=== Entries ===
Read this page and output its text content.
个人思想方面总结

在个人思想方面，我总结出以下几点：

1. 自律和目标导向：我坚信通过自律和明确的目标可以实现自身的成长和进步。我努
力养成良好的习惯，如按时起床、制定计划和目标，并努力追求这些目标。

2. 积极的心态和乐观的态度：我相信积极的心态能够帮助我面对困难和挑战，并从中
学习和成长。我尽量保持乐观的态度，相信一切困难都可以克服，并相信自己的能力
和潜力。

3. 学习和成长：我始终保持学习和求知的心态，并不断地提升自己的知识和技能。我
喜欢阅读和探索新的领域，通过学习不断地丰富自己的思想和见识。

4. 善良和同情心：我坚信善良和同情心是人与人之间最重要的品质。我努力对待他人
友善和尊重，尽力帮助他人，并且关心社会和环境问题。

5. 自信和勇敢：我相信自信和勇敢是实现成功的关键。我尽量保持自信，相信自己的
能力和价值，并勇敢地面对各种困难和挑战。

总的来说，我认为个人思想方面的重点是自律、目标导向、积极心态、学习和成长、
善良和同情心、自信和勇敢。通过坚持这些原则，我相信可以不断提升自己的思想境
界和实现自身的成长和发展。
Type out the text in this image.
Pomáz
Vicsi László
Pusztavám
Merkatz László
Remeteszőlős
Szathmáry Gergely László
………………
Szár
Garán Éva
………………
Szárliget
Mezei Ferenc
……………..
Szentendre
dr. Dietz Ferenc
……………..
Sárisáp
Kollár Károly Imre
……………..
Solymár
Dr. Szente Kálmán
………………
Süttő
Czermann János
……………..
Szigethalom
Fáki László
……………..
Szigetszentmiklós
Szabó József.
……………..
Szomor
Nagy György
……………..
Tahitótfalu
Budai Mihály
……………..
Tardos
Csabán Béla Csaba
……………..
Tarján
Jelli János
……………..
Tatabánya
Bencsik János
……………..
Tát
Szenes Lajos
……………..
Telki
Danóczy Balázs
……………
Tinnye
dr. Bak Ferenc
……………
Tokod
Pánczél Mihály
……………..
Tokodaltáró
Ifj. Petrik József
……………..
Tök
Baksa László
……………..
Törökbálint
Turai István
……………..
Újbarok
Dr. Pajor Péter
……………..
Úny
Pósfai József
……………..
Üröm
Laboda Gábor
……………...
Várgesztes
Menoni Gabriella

=== Your goal ===
Reproduce the material exactly, with every line intact.

=== Response to the exercise ===
Read this page and output its text content.
个人思想方面总结

在个人思想方面，我总结出以下几点：

1. 自律和目标导向：我坚信通过自律和明确的目标可以实现自身的成长和进步。我努
力养成良好的习惯，如按时起床、制定计划和目标，并努力追求这些目标。

2. 积极的心态和乐观的态度：我相信积极的心态能够帮助我面对困难和挑战，并从中
学习和成长。我尽量保持乐观的态度，相信一切困难都可以克服，并相信自己的能力
和潜力。

3. 学习和成长：我始终保持学习和求知的心态，并不断地提升自己的知识和技能。我
喜欢阅读和探索新的领域，通过学习不断地丰富自己的思想和见识。

4. 善良和同情心：我坚信善良和同情心是人与人之间最重要的品质。我努力对待他人
友善和尊重，尽力帮助他人，并且关心社会和环境问题。

5. 自信和勇敢：我相信自信和勇敢是实现成功的关键。我尽量保持自信，相信自己的
能力和价值，并勇敢地面对各种困难和挑战。

总的来说，我认为个人思想方面的重点是自律、目标导向、积极心态、学习和成长、
善良和同情心、自信和勇敢。通过坚持这些原则，我相信可以不断提升自己的思想境
界和实现自身的成长和发展。
Type out the text in this image.
Pomáz
Vicsi László
Pusztavám
Merkatz László
Remeteszőlős
Szathmáry Gergely László
………………
Szár
Garán Éva
………………
Szárliget
Mezei Ferenc
……………..
Szentendre
dr. Dietz Ferenc
……………..
Sárisáp
Kollár Károly Imre
……………..
Solymár
Dr. Szente Kálmán
………………
Süttő
Czermann János
……………..
Szigethalom
Fáki László
……………..
Szigetszentmiklós
Szabó József.
……………..
Szomor
Nagy György
……………..
Tahitótfalu
Budai Mihály
……………..
Tardos
Csabán Béla Csaba
……………..
Tarján
Jelli János
……………..
Tatabánya
Bencsik János
……………..
Tát
Szenes Lajos
……………..
Telki
Danóczy Balázs
……………
Tinnye
dr. Bak Ferenc
……………
Tokod
Pánczél Mihály
……………..
Tokodaltáró
Ifj. Petrik József
……………..
Tök
Baksa László
……………..
Törökbálint
Turai István
……………..
Újbarok
Dr. Pajor Péter
……………..
Úny
Pósfai József
……………..
Üröm
Laboda Gábor
……………...
Várgesztes
Menoni Gabriella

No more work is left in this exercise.